━━ Working data

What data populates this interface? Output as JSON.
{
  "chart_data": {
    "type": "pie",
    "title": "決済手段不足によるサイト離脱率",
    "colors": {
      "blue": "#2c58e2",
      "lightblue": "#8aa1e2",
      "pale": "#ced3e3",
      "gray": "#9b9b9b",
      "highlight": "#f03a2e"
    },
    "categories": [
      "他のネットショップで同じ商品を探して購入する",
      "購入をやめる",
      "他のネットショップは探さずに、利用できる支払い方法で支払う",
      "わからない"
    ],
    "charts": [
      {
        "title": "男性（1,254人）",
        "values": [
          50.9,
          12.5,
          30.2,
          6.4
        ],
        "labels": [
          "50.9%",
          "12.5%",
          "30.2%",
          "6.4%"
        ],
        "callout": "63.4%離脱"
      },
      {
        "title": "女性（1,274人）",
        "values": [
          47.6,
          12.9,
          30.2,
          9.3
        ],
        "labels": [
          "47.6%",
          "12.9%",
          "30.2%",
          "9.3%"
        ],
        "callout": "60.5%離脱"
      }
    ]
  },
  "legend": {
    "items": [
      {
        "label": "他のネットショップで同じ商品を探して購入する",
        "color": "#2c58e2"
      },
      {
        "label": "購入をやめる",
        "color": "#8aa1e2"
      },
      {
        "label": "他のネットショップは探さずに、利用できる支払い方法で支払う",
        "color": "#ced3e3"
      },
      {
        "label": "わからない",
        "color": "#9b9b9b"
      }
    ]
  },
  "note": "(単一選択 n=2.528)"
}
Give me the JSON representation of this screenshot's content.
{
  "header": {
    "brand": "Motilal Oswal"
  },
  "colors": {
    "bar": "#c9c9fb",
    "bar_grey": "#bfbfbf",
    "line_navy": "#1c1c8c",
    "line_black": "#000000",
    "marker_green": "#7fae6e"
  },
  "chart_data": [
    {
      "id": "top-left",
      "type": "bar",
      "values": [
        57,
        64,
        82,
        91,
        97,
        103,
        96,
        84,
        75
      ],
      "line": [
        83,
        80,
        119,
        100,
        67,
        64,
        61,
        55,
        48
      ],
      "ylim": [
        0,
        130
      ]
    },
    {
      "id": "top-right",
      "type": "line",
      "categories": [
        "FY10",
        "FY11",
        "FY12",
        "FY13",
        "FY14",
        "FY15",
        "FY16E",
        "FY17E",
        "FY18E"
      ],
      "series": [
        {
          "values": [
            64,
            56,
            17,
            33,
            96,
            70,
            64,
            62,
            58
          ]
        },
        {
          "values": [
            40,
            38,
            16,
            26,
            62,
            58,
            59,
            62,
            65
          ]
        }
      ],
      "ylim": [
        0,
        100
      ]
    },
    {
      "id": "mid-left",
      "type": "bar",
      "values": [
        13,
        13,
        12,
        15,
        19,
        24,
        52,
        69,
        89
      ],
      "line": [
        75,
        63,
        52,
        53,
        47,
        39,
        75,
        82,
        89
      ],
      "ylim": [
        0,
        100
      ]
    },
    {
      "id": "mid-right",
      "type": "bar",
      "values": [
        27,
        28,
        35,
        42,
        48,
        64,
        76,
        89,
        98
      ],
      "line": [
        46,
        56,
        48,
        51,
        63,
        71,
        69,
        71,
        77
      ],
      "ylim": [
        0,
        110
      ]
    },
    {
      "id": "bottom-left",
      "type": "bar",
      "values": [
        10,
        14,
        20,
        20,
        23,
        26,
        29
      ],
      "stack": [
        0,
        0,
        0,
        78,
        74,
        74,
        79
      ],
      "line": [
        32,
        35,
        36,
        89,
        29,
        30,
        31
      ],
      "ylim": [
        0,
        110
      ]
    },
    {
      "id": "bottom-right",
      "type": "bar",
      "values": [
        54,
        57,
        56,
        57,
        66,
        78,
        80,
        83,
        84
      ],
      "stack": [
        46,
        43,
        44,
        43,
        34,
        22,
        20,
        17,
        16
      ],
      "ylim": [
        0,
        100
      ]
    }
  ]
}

━━━━

▶ [Directions] Each record above should be output again exactly.

▶ [Response to the exercise]
What data populates this interface? Output as JSON.
{
  "chart_data": {
    "type": "pie",
    "title": "決済手段不足によるサイト離脱率",
    "colors": {
      "blue": "#2c58e2",
      "lightblue": "#8aa1e2",
      "pale": "#ced3e3",
      "gray": "#9b9b9b",
      "highlight": "#f03a2e"
    },
    "categories": [
      "他のネットショップで同じ商品を探して購入する",
      "購入をやめる",
      "他のネットショップは探さずに、利用できる支払い方法で支払う",
      "わからない"
    ],
    "charts": [
      {
        "title": "男性（1,254人）",
        "values": [
          50.9,
          12.5,
          30.2,
          6.4
        ],
        "labels": [
          "50.9%",
          "12.5%",
          "30.2%",
          "6.4%"
        ],
        "callout": "63.4%離脱"
      },
      {
        "title": "女性（1,274人）",
        "values": [
          47.6,
          12.9,
          30.2,
          9.3
        ],
        "labels": [
          "47.6%",
          "12.9%",
          "30.2%",
          "9.3%"
        ],
        "callout": "60.5%離脱"
      }
    ]
  },
  "legend": {
    "items": [
      {
        "label": "他のネットショップで同じ商品を探して購入する",
        "color": "#2c58e2"
      },
      {
        "label": "購入をやめる",
        "color": "#8aa1e2"
      },
      {
        "label": "他のネットショップは探さずに、利用できる支払い方法で支払う",
        "color": "#ced3e3"
      },
      {
        "label": "わからない",
        "color": "#9b9b9b"
      }
    ]
  },
  "note": "(単一選択 n=2.528)"
}
Give me the JSON representation of this screenshot's content.
{
  "header": {
    "brand": "Motilal Oswal"
  },
  "colors": {
    "bar": "#c9c9fb",
    "bar_grey": "#bfbfbf",
    "line_navy": "#1c1c8c",
    "line_black": "#000000",
    "marker_green": "#7fae6e"
  },
  "chart_data": [
    {
      "id": "top-left",
      "type": "bar",
      "values": [
        57,
        64,
        82,
        91,
        97,
        103,
        96,
        84,
        75
      ],
      "line": [
        83,
        80,
        119,
        100,
        67,
        64,
        61,
        55,
        48
      ],
      "ylim": [
        0,
        130
      ]
    },
    {
      "id": "top-right",
      "type": "line",
      "categories": [
        "FY10",
        "FY11",
        "FY12",
        "FY13",
        "FY14",
        "FY15",
        "FY16E",
        "FY17E",
        "FY18E"
      ],
      "series": [
        {
          "values": [
            64,
            56,
            17,
            33,
            96,
            70,
            64,
            62,
            58
          ]
        },
        {
          "values": [
            40,
            38,
            16,
            26,
            62,
            58,
            59,
            62,
            65
          ]
        }
      ],
      "ylim": [
        0,
        100
      ]
    },
    {
      "id": "mid-left",
      "type": "bar",
      "values": [
        13,
        13,
        12,
        15,
        19,
        24,
        52,
        69,
        89
      ],
      "line": [
        75,
        63,
        52,
        53,
        47,
        39,
        75,
        82,
        89
      ],
      "ylim": [
        0,
        100
      ]
    },
    {
      "id": "mid-right",
      "type": "bar",
      "values": [
        27,
        28,
        35,
        42,
        48,
        64,
        76,
        89,
        98
      ],
      "line": [
        46,
        56,
        48,
        51,
        63,
        71,
        69,
        71,
        77
      ],
      "ylim": [
        0,
        110
      ]
    },
    {
      "id": "bottom-left",
      "type": "bar",
      "values": [
        10,
        14,
        20,
        20,
        23,
        26,
        29
      ],
      "stack": [
        0,
        0,
        0,
        78,
        74,
        74,
        79
      ],
      "line": [
        32,
        35,
        36,
        89,
        29,
        30,
        31
      ],
      "ylim": [
        0,
        110
      ]
    },
    {
      "id": "bottom-right",
      "type": "bar",
      "values": [
        54,
        57,
        56,
        57,
        66,
        78,
        80,
        83,
        84
      ],
      "stack": [
        46,
        43,
        44,
        43,
        34,
        22,
        20,
        17,
        16
      ],
      "ylim": [
        0,
        100
      ]
    }
  ]
}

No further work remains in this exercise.